** BEGIN INPUT ROWS **

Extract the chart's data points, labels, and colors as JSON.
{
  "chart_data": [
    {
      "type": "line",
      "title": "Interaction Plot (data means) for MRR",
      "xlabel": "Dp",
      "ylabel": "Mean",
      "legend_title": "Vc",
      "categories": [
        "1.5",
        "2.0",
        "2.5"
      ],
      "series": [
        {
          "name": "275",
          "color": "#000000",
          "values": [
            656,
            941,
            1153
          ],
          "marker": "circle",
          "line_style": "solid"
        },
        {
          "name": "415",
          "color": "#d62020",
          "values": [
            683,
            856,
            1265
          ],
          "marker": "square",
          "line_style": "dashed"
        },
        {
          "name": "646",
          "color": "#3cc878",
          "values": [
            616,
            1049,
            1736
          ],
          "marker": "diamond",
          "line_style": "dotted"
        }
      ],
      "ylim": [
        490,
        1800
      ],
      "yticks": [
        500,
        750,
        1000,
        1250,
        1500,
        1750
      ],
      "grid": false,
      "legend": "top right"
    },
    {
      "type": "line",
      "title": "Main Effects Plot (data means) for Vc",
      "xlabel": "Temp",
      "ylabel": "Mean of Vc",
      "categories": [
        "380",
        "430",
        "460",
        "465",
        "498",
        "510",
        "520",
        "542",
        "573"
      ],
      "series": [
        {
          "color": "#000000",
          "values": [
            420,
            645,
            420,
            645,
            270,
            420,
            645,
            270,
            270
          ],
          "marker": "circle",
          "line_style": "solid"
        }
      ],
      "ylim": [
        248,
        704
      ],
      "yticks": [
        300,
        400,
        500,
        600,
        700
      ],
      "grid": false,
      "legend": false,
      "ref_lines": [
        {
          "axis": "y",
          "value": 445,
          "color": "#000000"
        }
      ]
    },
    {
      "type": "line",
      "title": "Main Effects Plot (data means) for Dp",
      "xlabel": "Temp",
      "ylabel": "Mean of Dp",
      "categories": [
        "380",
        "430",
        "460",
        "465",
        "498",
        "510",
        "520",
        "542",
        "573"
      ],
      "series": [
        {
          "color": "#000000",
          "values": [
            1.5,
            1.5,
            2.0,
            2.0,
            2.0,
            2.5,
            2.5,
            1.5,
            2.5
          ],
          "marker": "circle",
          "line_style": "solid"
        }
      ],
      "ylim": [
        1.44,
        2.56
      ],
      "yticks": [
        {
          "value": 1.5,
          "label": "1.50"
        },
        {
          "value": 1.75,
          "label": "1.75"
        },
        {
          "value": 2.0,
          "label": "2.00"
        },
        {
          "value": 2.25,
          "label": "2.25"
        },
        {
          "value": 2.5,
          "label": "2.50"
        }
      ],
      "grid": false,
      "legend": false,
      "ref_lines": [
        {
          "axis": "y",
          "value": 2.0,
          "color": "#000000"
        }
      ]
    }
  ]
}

** END INPUT ROWS **

◆ WHAT IS BEING ASKED: The records above should be repeated in full, exactly as given.

◆ OUTPUT FOR THIS TASK:
Extract the chart's data points, labels, and colors as JSON.
{
  "chart_data": [
    {
      "type": "line",
      "title": "Interaction Plot (data means) for MRR",
      "xlabel": "Dp",
      "ylabel": "Mean",
      "legend_title": "Vc",
      "categories": [
        "1.5",
        "2.0",
        "2.5"
      ],
      "series": [
        {
          "name": "275",
          "color": "#000000",
          "values": [
            656,
            941,
            1153
          ],
          "marker": "circle",
          "line_style": "solid"
        },
        {
          "name": "415",
          "color": "#d62020",
          "values": [
            683,
            856,
            1265
          ],
          "marker": "square",
          "line_style": "dashed"
        },
        {
          "name": "646",
          "color": "#3cc878",
          "values": [
            616,
            1049,
            1736
          ],
          "marker": "diamond",
          "line_style": "dotted"
        }
      ],
      "ylim": [
        490,
        1800
      ],
      "yticks": [
        500,
        750,
        1000,
        1250,
        1500,
        1750
      ],
      "grid": false,
      "legend": "top right"
    },
    {
      "type": "line",
      "title": "Main Effects Plot (data means) for Vc",
      "xlabel": "Temp",
      "ylabel": "Mean of Vc",
      "categories": [
        "380",
        "430",
        "460",
        "465",
        "498",
        "510",
        "520",
        "542",
        "573"
      ],
      "series": [
        {
          "color": "#000000",
          "values": [
            420,
            645,
            420,
            645,
            270,
            420,
            645,
            270,
            270
          ],
          "marker": "circle",
          "line_style": "solid"
        }
      ],
      "ylim": [
        248,
        704
      ],
      "yticks": [
        300,
        400,
        500,
        600,
        700
      ],
      "grid": false,
      "legend": false,
      "ref_lines": [
        {
          "axis": "y",
          "value": 445,
          "color": "#000000"
        }
      ]
    },
    {
      "type": "line",
      "title": "Main Effects Plot (data means) for Dp",
      "xlabel": "Temp",
      "ylabel": "Mean of Dp",
      "categories": [
        "380",
        "430",
        "460",
        "465",
        "498",
        "510",
        "520",
        "542",
        "573"
      ],
      "series": [
        {
          "color": "#000000",
          "values": [
            1.5,
            1.5,
            2.0,
            2.0,
            2.0,
            2.5,
            2.5,
            1.5,
            2.5
          ],
          "marker": "circle",
          "line_style": "solid"
        }
      ],
      "ylim": [
        1.44,
        2.56
      ],
      "yticks": [
        {
          "value": 1.5,
          "label": "1.50"
        },
        {
          "value": 1.75,
          "label": "1.75"
        },
        {
          "value": 2.0,
          "label": "2.00"
        },
        {
          "value": 2.25,
          "label": "2.25"
        },
        {
          "value": 2.5,
          "label": "2.50"
        }
      ],
      "grid": false,
      "legend": false,
      "ref_lines": [
        {
          "axis": "y",
          "value": 2.0,
          "color": "#000000"
        }
      ]
    }
  ]
}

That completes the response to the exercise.